** start Exercise material **
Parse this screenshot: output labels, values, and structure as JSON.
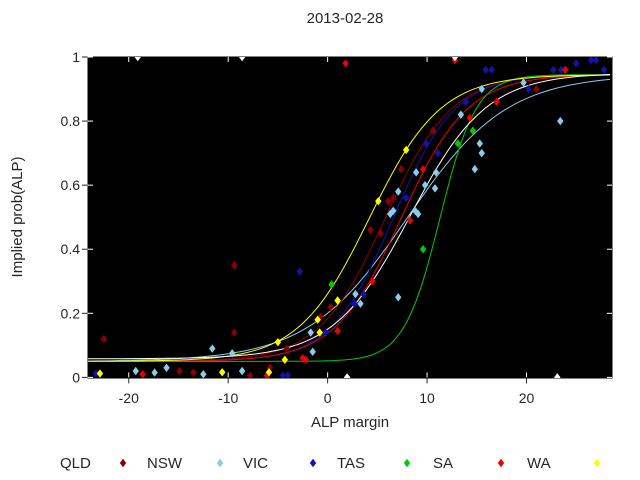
{
  "chart_data": {
    "type": "scatter",
    "title": "2013-02-28",
    "xlabel": "ALP margin",
    "ylabel": "Implied prob(ALP)",
    "xlim": [
      -24.1,
      28.6
    ],
    "ylim": [
      0,
      1
    ],
    "xticks": [
      -20,
      -10,
      0,
      10,
      20
    ],
    "yticks": [
      0,
      0.2,
      0.4,
      0.6,
      0.8,
      1
    ],
    "grid": "off",
    "plot_background": "#000000",
    "page_background": "#ffffff",
    "text_color": "#262626",
    "legend_position": "bottom-horizontal",
    "marker_shape": "diamond",
    "legend": {
      "items": [
        {
          "label": "QLD",
          "color": "#8B0000"
        },
        {
          "label": "NSW",
          "color": "#87CEEB"
        },
        {
          "label": "VIC",
          "color": "#1313AC"
        },
        {
          "label": "TAS",
          "color": "#00CC00"
        },
        {
          "label": "SA",
          "color": "#EE0000"
        },
        {
          "label": "WA",
          "color": "#FFFF00"
        }
      ]
    },
    "series": [
      {
        "name": "QLD",
        "color": "#8B0000",
        "points": [
          [
            -22.5,
            0.12
          ],
          [
            -14.9,
            0.02
          ],
          [
            -13.5,
            0.015
          ],
          [
            -9.4,
            0.35
          ],
          [
            -9.4,
            0.14
          ],
          [
            -7.8,
            0.005
          ],
          [
            -5.8,
            0.03
          ],
          [
            -4.1,
            0.09
          ],
          [
            -0.7,
            0.19
          ],
          [
            0.3,
            0.22
          ],
          [
            4.3,
            0.46
          ],
          [
            5.3,
            0.45
          ],
          [
            6.1,
            0.55
          ],
          [
            6.6,
            0.56
          ],
          [
            7.4,
            0.65
          ],
          [
            10.6,
            0.77
          ],
          [
            21.0,
            0.9
          ]
        ]
      },
      {
        "name": "NSW",
        "color": "#87CEEB",
        "points": [
          [
            -19.3,
            0.02
          ],
          [
            -17.4,
            0.015
          ],
          [
            -16.2,
            0.03
          ],
          [
            -12.5,
            0.01
          ],
          [
            -11.6,
            0.09
          ],
          [
            -9.6,
            0.075
          ],
          [
            -8.6,
            0.02
          ],
          [
            -1.7,
            0.14
          ],
          [
            -1.5,
            0.08
          ],
          [
            2.8,
            0.26
          ],
          [
            3.3,
            0.23
          ],
          [
            6.3,
            0.51
          ],
          [
            6.6,
            0.52
          ],
          [
            7.1,
            0.58
          ],
          [
            7.1,
            0.25
          ],
          [
            8.8,
            0.52
          ],
          [
            9.1,
            0.51
          ],
          [
            8.9,
            0.64
          ],
          [
            9.8,
            0.6
          ],
          [
            10.8,
            0.59
          ],
          [
            10.9,
            0.64
          ],
          [
            13.4,
            0.82
          ],
          [
            14.8,
            0.65
          ],
          [
            15.3,
            0.73
          ],
          [
            15.5,
            0.7
          ],
          [
            15.5,
            0.9
          ],
          [
            19.7,
            0.92
          ],
          [
            23.4,
            0.8
          ]
        ]
      },
      {
        "name": "VIC",
        "color": "#1313AC",
        "points": [
          [
            -23.3,
            0.012
          ],
          [
            -4.5,
            0.006
          ],
          [
            -4.0,
            0.006
          ],
          [
            -2.8,
            0.33
          ],
          [
            -0.2,
            0.14
          ],
          [
            2.7,
            0.23
          ],
          [
            3.6,
            0.26
          ],
          [
            7.9,
            0.56
          ],
          [
            9.9,
            0.73
          ],
          [
            11.1,
            0.7
          ],
          [
            13.9,
            0.86
          ],
          [
            15.9,
            0.96
          ],
          [
            16.5,
            0.96
          ],
          [
            20.2,
            0.9
          ],
          [
            22.7,
            0.96
          ],
          [
            23.5,
            0.96
          ],
          [
            25.0,
            0.98
          ],
          [
            26.5,
            0.99
          ],
          [
            27.0,
            0.99
          ],
          [
            27.8,
            0.96
          ]
        ]
      },
      {
        "name": "TAS",
        "color": "#00CC00",
        "points": [
          [
            0.4,
            0.29
          ],
          [
            9.6,
            0.4
          ],
          [
            13.1,
            0.73
          ],
          [
            14.6,
            0.77
          ]
        ]
      },
      {
        "name": "SA",
        "color": "#EE0000",
        "points": [
          [
            -18.6,
            0.01
          ],
          [
            -6.1,
            0.006
          ],
          [
            -2.5,
            0.06
          ],
          [
            -2.2,
            0.055
          ],
          [
            1.0,
            0.145
          ],
          [
            1.8,
            0.98
          ],
          [
            4.5,
            0.3
          ],
          [
            8.3,
            0.49
          ],
          [
            9.6,
            0.65
          ],
          [
            12.8,
            0.99
          ],
          [
            14.3,
            0.81
          ],
          [
            17.0,
            0.86
          ],
          [
            23.9,
            0.96
          ]
        ]
      },
      {
        "name": "WA",
        "color": "#FFFF00",
        "points": [
          [
            -22.9,
            0.012
          ],
          [
            -10.6,
            0.016
          ],
          [
            -5.9,
            0.016
          ],
          [
            -5.0,
            0.11
          ],
          [
            -4.3,
            0.055
          ],
          [
            -1.0,
            0.18
          ],
          [
            -0.8,
            0.14
          ],
          [
            1.0,
            0.24
          ],
          [
            5.1,
            0.55
          ],
          [
            7.9,
            0.71
          ]
        ]
      }
    ],
    "white_marks": {
      "color": "#FFFFFF",
      "points": [
        [
          -19.1,
          1.0
        ],
        [
          -8.6,
          1.0
        ],
        [
          12.8,
          1.0
        ],
        [
          1.96,
          0.0
        ],
        [
          23.1,
          0.0
        ]
      ]
    },
    "curves": [
      {
        "name": "NSW",
        "color": "#87CEEB",
        "mid": 8.0,
        "k": 0.2,
        "lo": 0.05,
        "hi": 0.945
      },
      {
        "name": "QLD",
        "color": "#8B0000",
        "mid": 5.8,
        "k": 0.3,
        "lo": 0.05,
        "hi": 0.945
      },
      {
        "name": "VIC",
        "color": "#1313AC",
        "mid": 6.6,
        "k": 0.32,
        "lo": 0.05,
        "hi": 0.945
      },
      {
        "name": "SA",
        "color": "#EE0000",
        "mid": 7.4,
        "k": 0.3,
        "lo": 0.05,
        "hi": 0.945
      },
      {
        "name": "TAS",
        "color": "#00CC00",
        "mid": 11.3,
        "k": 0.55,
        "lo": 0.05,
        "hi": 0.945
      },
      {
        "name": "WA",
        "color": "#FFFF00",
        "mid": 4.2,
        "k": 0.28,
        "lo": 0.05,
        "hi": 0.945
      },
      {
        "name": "overall",
        "color": "#FFFFFF",
        "mid": 8.3,
        "k": 0.26,
        "lo": 0.058,
        "hi": 0.95
      }
    ]
  }
}
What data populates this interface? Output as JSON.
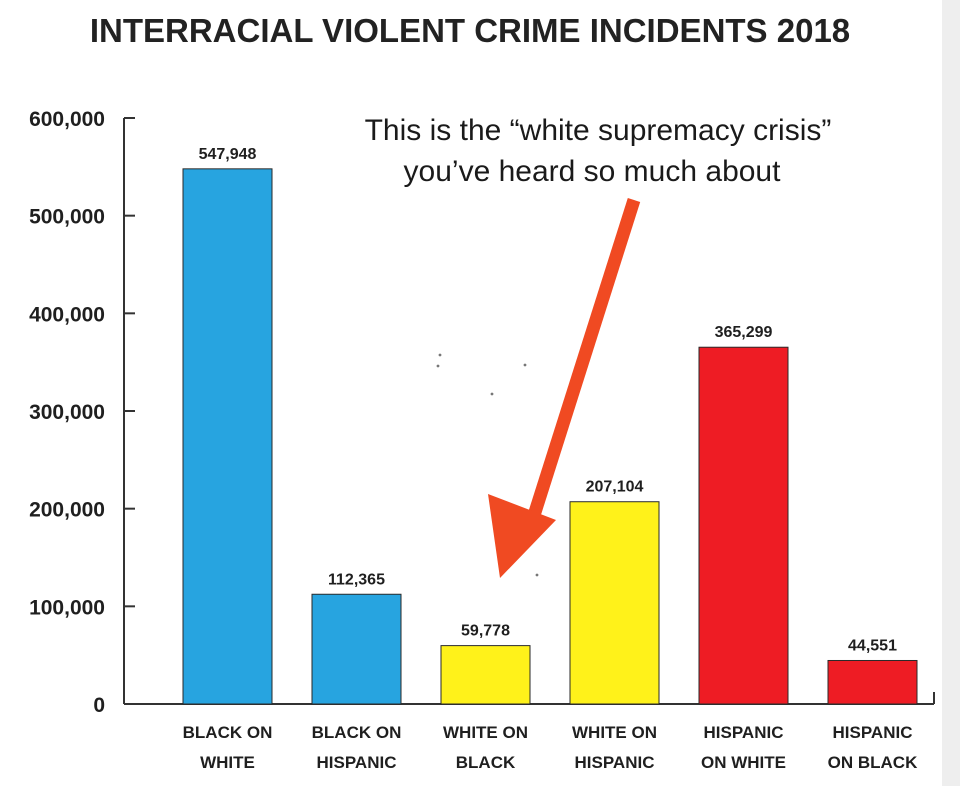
{
  "chart_data": {
    "type": "bar",
    "title": "INTERRACIAL VIOLENT CRIME INCIDENTS 2018",
    "categories": [
      [
        "BLACK ON",
        "WHITE"
      ],
      [
        "BLACK ON",
        "HISPANIC"
      ],
      [
        "WHITE ON",
        "BLACK"
      ],
      [
        "WHITE ON",
        "HISPANIC"
      ],
      [
        "HISPANIC",
        "ON WHITE"
      ],
      [
        "HISPANIC",
        "ON BLACK"
      ]
    ],
    "values": [
      547948,
      112365,
      59778,
      207104,
      365299,
      44551
    ],
    "value_labels": [
      "547,948",
      "112,365",
      "59,778",
      "207,104",
      "365,299",
      "44,551"
    ],
    "bar_colors": [
      "#27a4e0",
      "#27a4e0",
      "#fff21a",
      "#fff21a",
      "#ee1c24",
      "#ee1c24"
    ],
    "ylim": [
      0,
      600000
    ],
    "yticks": [
      {
        "value": 0,
        "label": "0"
      },
      {
        "value": 100000,
        "label": "100,000"
      },
      {
        "value": 200000,
        "label": "200,000"
      },
      {
        "value": 300000,
        "label": "300,000"
      },
      {
        "value": 400000,
        "label": "400,000"
      },
      {
        "value": 500000,
        "label": "500,000"
      },
      {
        "value": 600000,
        "label": "600,000"
      }
    ],
    "grid": false,
    "xlabel": "",
    "ylabel": "",
    "annotation": {
      "lines": [
        "This is the “white supremacy crisis”",
        "you’ve heard so much about"
      ],
      "arrow_color": "#f04a22",
      "points_to": "WHITE ON BLACK"
    }
  }
}
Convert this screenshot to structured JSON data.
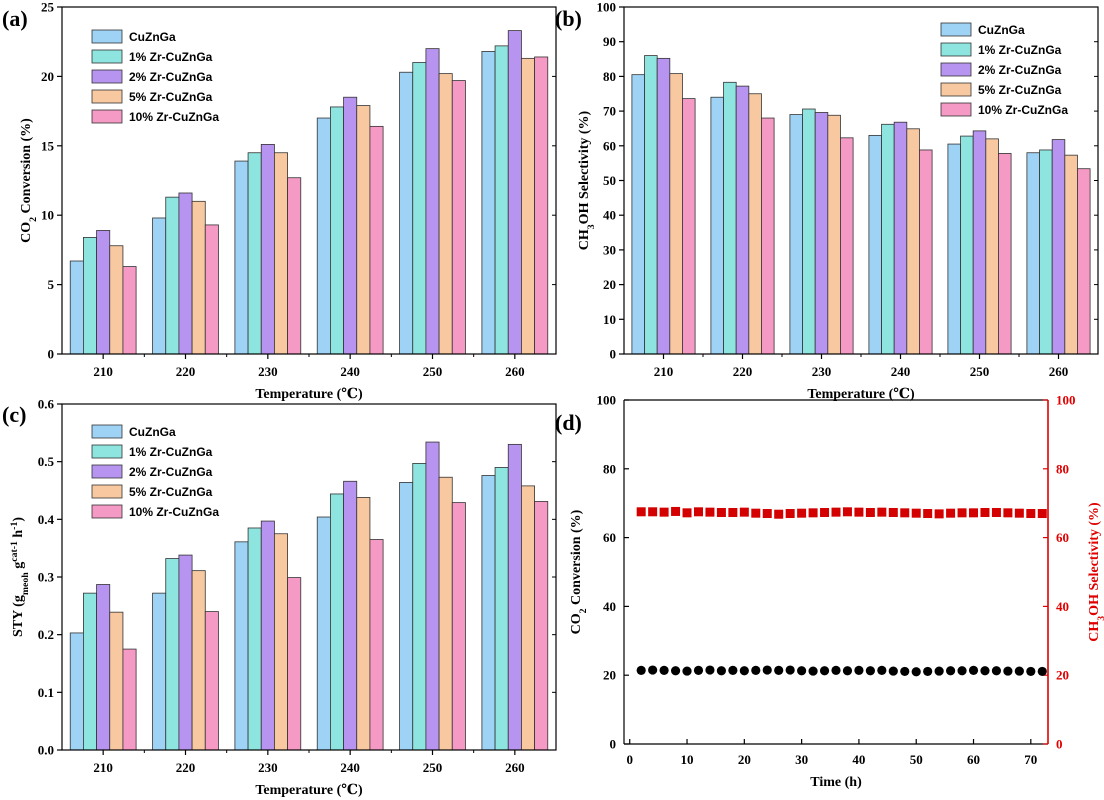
{
  "chart_data": [
    {
      "type": "bar",
      "panel_label": "(a)",
      "categories": [
        "210",
        "220",
        "230",
        "240",
        "250",
        "260"
      ],
      "xlabel": "Temperature (℃)",
      "ylabel": "CO₂ Conversion (%)",
      "ylim": [
        0,
        25
      ],
      "yticks": [
        0,
        5,
        10,
        15,
        20,
        25
      ],
      "grid": false,
      "legend_position": "top-left",
      "series": [
        {
          "name": "CuZnGa",
          "color": "#9ed3f5",
          "values": [
            6.7,
            9.8,
            13.9,
            17.0,
            20.3,
            21.8
          ]
        },
        {
          "name": "1% Zr-CuZnGa",
          "color": "#8ee4de",
          "values": [
            8.4,
            11.3,
            14.5,
            17.8,
            21.0,
            22.2
          ]
        },
        {
          "name": "2% Zr-CuZnGa",
          "color": "#b794f0",
          "values": [
            8.9,
            11.6,
            15.1,
            18.5,
            22.0,
            23.3
          ]
        },
        {
          "name": "5% Zr-CuZnGa",
          "color": "#f8c9a0",
          "values": [
            7.8,
            11.0,
            14.5,
            17.9,
            20.2,
            21.3
          ]
        },
        {
          "name": "10% Zr-CuZnGa",
          "color": "#f59ac4",
          "values": [
            6.3,
            9.3,
            12.7,
            16.4,
            19.7,
            21.4
          ]
        }
      ]
    },
    {
      "type": "bar",
      "panel_label": "(b)",
      "categories": [
        "210",
        "220",
        "230",
        "240",
        "250",
        "260"
      ],
      "xlabel": "Temperature (℃)",
      "ylabel": "CH₃OH Selectivity (%)",
      "ylim": [
        0,
        100
      ],
      "yticks": [
        0,
        10,
        20,
        30,
        40,
        50,
        60,
        70,
        80,
        90,
        100
      ],
      "grid": false,
      "legend_position": "top-right",
      "series": [
        {
          "name": "CuZnGa",
          "color": "#9ed3f5",
          "values": [
            80.5,
            74.0,
            69.0,
            63.0,
            60.5,
            58.0
          ]
        },
        {
          "name": "1% Zr-CuZnGa",
          "color": "#8ee4de",
          "values": [
            86.0,
            78.3,
            70.6,
            66.2,
            62.8,
            58.8
          ]
        },
        {
          "name": "2% Zr-CuZnGa",
          "color": "#b794f0",
          "values": [
            85.2,
            77.2,
            69.6,
            66.8,
            64.3,
            61.8
          ]
        },
        {
          "name": "5% Zr-CuZnGa",
          "color": "#f8c9a0",
          "values": [
            80.8,
            75.0,
            68.8,
            64.9,
            62.0,
            57.3
          ]
        },
        {
          "name": "10% Zr-CuZnGa",
          "color": "#f59ac4",
          "values": [
            73.6,
            68.0,
            62.3,
            58.8,
            57.8,
            53.4
          ]
        }
      ]
    },
    {
      "type": "bar",
      "panel_label": "(c)",
      "categories": [
        "210",
        "220",
        "230",
        "240",
        "250",
        "260"
      ],
      "xlabel": "Temperature (℃)",
      "ylabel": "STY (gₘₑₒₕ gᶜᵃᵗ⁻¹ h⁻¹)",
      "ylim": [
        0.0,
        0.6
      ],
      "yticks": [
        "0.0",
        "0.1",
        "0.2",
        "0.3",
        "0.4",
        "0.5",
        "0.6"
      ],
      "grid": false,
      "legend_position": "top-left",
      "series": [
        {
          "name": "CuZnGa",
          "color": "#9ed3f5",
          "values": [
            0.203,
            0.272,
            0.361,
            0.404,
            0.464,
            0.476
          ]
        },
        {
          "name": "1% Zr-CuZnGa",
          "color": "#8ee4de",
          "values": [
            0.272,
            0.332,
            0.385,
            0.444,
            0.497,
            0.49
          ]
        },
        {
          "name": "2% Zr-CuZnGa",
          "color": "#b794f0",
          "values": [
            0.287,
            0.338,
            0.397,
            0.466,
            0.534,
            0.53
          ]
        },
        {
          "name": "5% Zr-CuZnGa",
          "color": "#f8c9a0",
          "values": [
            0.239,
            0.311,
            0.375,
            0.438,
            0.473,
            0.458
          ]
        },
        {
          "name": "10% Zr-CuZnGa",
          "color": "#f59ac4",
          "values": [
            0.175,
            0.24,
            0.299,
            0.365,
            0.429,
            0.431
          ]
        }
      ]
    },
    {
      "type": "scatter",
      "panel_label": "(d)",
      "xlabel": "Time (h)",
      "ylabel": "CO₂ Conversion (%)",
      "y2label": "CH₃OH Selectivity (%)",
      "xlim": [
        -1,
        73
      ],
      "xticks": [
        0,
        10,
        20,
        30,
        40,
        50,
        60,
        70
      ],
      "ylim": [
        0,
        100
      ],
      "yticks": [
        0,
        20,
        40,
        60,
        80,
        100
      ],
      "y2lim": [
        0,
        100
      ],
      "y2ticks": [
        0,
        20,
        40,
        60,
        80,
        100
      ],
      "y2color": "#e00000",
      "grid": false,
      "series": [
        {
          "axis": "left",
          "marker": "circle",
          "color": "#000000",
          "x": [
            2,
            4,
            6,
            8,
            10,
            12,
            14,
            16,
            18,
            20,
            22,
            24,
            26,
            28,
            30,
            32,
            34,
            36,
            38,
            40,
            42,
            44,
            46,
            48,
            50,
            52,
            54,
            56,
            58,
            60,
            62,
            64,
            66,
            68,
            70,
            72
          ],
          "values": [
            21.4,
            21.5,
            21.4,
            21.3,
            21.2,
            21.4,
            21.5,
            21.3,
            21.4,
            21.3,
            21.4,
            21.5,
            21.4,
            21.5,
            21.3,
            21.2,
            21.3,
            21.4,
            21.3,
            21.4,
            21.3,
            21.4,
            21.2,
            21.1,
            21.0,
            21.1,
            21.2,
            21.3,
            21.3,
            21.4,
            21.3,
            21.3,
            21.2,
            21.2,
            21.1,
            21.1
          ]
        },
        {
          "axis": "right",
          "marker": "square",
          "color": "#d40000",
          "x": [
            2,
            4,
            6,
            8,
            10,
            12,
            14,
            16,
            18,
            20,
            22,
            24,
            26,
            28,
            30,
            32,
            34,
            36,
            38,
            40,
            42,
            44,
            46,
            48,
            50,
            52,
            54,
            56,
            58,
            60,
            62,
            64,
            66,
            68,
            70,
            72
          ],
          "values": [
            67.5,
            67.5,
            67.4,
            67.6,
            67.2,
            67.5,
            67.4,
            67.3,
            67.3,
            67.4,
            67.1,
            67.0,
            66.8,
            67.0,
            67.1,
            67.2,
            67.3,
            67.4,
            67.5,
            67.4,
            67.3,
            67.4,
            67.3,
            67.2,
            67.1,
            67.0,
            66.9,
            67.1,
            67.2,
            67.2,
            67.3,
            67.3,
            67.2,
            67.1,
            67.0,
            67.0
          ]
        }
      ]
    }
  ]
}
** end Exercise material **
The task
Say how many lines contain "Selectivity", and give nothing but that number.

Expected output
2